■ Do this: State the number of lines with the string "name" in them, and nothing else.

The records start

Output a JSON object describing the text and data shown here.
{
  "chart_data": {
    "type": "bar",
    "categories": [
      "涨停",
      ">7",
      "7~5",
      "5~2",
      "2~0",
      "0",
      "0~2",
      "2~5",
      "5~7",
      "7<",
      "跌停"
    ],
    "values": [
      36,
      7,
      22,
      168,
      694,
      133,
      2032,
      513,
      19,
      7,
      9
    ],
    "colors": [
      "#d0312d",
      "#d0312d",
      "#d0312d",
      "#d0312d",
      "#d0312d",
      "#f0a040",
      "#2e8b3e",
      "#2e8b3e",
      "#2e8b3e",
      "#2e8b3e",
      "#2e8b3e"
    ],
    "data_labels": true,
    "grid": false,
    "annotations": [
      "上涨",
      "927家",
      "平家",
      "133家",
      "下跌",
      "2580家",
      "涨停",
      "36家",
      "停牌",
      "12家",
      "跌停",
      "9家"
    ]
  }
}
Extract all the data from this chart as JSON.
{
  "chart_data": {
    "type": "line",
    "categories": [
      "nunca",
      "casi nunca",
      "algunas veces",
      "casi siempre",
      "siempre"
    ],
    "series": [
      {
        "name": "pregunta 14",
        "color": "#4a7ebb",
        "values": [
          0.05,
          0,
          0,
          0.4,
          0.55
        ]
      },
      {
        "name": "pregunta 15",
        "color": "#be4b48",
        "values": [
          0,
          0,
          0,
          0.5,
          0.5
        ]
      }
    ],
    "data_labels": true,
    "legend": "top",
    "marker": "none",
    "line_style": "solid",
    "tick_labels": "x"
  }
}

The records end
The records start

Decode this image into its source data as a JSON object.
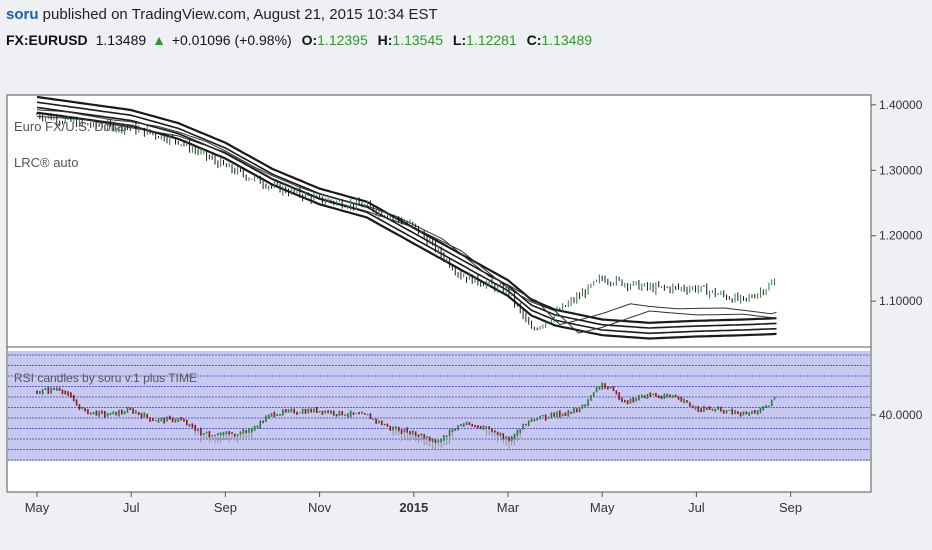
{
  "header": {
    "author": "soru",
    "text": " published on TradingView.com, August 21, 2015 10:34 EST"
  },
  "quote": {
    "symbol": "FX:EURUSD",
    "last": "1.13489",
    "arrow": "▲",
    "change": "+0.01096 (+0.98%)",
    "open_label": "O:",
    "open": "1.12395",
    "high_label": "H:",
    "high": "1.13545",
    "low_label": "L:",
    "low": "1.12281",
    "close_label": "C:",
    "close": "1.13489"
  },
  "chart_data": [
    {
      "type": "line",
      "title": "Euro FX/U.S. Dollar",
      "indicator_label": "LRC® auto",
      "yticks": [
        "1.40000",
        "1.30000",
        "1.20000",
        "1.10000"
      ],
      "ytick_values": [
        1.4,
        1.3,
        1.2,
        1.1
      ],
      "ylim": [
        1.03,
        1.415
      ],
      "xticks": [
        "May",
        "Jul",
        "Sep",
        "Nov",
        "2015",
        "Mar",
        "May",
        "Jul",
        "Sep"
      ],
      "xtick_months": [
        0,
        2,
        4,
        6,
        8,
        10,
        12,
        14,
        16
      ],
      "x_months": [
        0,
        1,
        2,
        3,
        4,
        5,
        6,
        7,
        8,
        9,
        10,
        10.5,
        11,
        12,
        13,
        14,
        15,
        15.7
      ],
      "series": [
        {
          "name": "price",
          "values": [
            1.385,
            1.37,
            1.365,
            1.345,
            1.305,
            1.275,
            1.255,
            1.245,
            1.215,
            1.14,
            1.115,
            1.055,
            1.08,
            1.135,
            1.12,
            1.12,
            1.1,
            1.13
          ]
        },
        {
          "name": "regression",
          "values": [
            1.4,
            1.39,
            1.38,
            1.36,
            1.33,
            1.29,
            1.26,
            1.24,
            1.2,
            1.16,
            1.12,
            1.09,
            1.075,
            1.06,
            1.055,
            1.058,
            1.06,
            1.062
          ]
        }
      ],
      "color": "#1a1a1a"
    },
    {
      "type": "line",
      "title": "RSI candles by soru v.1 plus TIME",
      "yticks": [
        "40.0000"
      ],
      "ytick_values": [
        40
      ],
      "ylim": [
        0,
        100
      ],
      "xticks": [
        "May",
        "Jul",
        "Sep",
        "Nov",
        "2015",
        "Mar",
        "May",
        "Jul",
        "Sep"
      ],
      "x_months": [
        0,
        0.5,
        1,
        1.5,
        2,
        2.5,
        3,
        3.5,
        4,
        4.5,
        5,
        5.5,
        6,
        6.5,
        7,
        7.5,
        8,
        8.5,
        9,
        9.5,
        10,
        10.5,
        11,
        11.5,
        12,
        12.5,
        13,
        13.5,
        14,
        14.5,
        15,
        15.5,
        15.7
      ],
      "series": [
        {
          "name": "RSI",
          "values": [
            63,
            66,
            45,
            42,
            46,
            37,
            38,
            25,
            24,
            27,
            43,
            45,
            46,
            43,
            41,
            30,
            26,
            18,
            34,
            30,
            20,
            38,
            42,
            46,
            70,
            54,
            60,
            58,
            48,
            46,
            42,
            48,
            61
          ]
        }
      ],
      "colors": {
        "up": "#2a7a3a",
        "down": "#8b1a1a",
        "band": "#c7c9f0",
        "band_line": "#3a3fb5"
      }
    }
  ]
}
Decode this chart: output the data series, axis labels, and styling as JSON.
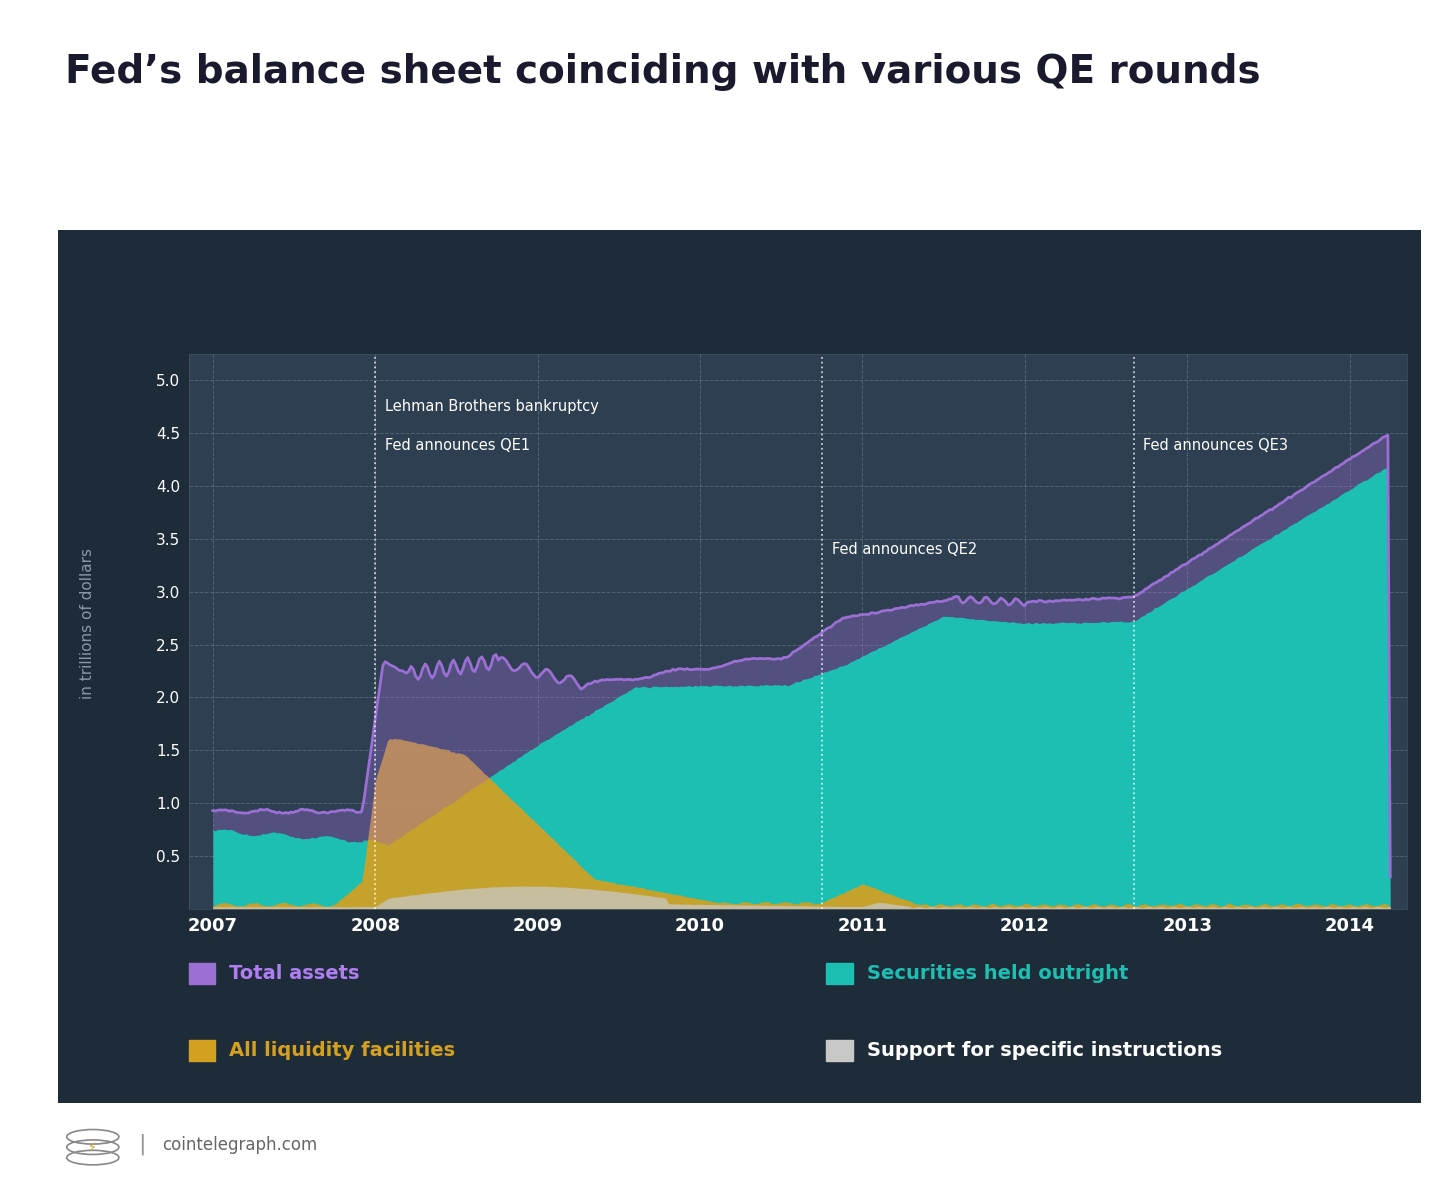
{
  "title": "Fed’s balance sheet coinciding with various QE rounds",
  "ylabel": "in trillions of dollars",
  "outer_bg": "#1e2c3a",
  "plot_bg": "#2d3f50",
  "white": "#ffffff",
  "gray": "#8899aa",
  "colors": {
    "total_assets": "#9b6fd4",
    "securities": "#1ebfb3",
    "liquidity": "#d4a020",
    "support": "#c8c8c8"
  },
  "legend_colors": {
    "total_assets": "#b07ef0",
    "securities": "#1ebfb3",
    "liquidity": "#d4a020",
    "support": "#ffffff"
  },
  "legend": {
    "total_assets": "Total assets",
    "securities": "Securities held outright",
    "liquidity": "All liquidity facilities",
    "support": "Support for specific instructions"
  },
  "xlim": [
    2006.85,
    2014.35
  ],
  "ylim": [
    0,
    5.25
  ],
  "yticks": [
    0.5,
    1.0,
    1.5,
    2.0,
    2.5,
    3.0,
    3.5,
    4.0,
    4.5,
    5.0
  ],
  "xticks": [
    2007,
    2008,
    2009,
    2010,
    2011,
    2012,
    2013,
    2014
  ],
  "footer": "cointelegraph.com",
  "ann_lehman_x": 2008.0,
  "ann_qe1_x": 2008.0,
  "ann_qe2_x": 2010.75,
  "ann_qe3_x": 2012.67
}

The records end
The records start

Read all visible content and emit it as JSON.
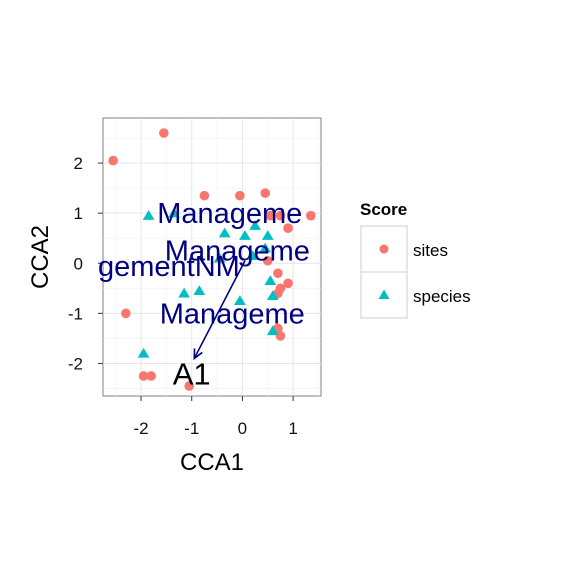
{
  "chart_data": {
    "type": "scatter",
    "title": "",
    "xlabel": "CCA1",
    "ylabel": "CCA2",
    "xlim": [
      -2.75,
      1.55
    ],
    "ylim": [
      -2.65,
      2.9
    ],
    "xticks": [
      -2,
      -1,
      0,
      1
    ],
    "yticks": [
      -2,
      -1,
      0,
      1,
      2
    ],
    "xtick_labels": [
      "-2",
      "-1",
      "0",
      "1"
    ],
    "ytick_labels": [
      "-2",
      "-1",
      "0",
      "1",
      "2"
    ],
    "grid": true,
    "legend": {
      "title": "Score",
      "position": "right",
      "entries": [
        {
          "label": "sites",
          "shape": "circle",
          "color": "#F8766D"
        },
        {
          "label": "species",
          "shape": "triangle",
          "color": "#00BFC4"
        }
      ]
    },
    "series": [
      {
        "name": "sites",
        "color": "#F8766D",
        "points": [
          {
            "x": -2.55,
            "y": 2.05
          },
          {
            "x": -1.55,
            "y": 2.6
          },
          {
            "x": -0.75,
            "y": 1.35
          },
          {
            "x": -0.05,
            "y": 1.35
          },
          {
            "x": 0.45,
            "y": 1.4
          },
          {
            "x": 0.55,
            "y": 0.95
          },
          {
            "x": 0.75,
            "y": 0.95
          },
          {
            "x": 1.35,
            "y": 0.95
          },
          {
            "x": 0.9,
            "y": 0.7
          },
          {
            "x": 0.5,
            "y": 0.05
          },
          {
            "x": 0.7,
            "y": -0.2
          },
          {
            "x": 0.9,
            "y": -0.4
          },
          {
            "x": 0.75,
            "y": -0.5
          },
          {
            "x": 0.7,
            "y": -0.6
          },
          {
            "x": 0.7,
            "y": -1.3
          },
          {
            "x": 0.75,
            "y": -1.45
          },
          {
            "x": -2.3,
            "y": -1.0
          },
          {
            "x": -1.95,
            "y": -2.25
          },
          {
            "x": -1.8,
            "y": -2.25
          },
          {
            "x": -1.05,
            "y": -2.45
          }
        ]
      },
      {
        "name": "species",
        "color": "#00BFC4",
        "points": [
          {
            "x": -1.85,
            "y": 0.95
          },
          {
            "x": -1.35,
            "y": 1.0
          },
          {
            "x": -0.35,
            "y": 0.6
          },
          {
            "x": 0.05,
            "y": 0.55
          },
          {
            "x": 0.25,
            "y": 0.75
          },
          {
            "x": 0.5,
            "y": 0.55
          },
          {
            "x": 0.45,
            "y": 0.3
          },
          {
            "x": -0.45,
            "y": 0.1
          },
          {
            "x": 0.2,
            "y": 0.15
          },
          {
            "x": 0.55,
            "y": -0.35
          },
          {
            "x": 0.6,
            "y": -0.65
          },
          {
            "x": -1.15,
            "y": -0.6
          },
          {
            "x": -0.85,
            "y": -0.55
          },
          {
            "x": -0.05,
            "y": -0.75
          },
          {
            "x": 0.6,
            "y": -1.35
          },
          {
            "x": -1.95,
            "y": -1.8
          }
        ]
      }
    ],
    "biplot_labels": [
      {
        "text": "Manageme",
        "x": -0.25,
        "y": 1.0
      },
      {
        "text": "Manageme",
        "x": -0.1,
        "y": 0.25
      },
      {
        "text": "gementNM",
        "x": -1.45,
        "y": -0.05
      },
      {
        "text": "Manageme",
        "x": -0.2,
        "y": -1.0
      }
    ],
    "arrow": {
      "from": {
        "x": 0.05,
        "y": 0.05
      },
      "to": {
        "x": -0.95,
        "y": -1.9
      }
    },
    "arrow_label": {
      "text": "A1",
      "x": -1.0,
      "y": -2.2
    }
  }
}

The records end

■ Task answer: 7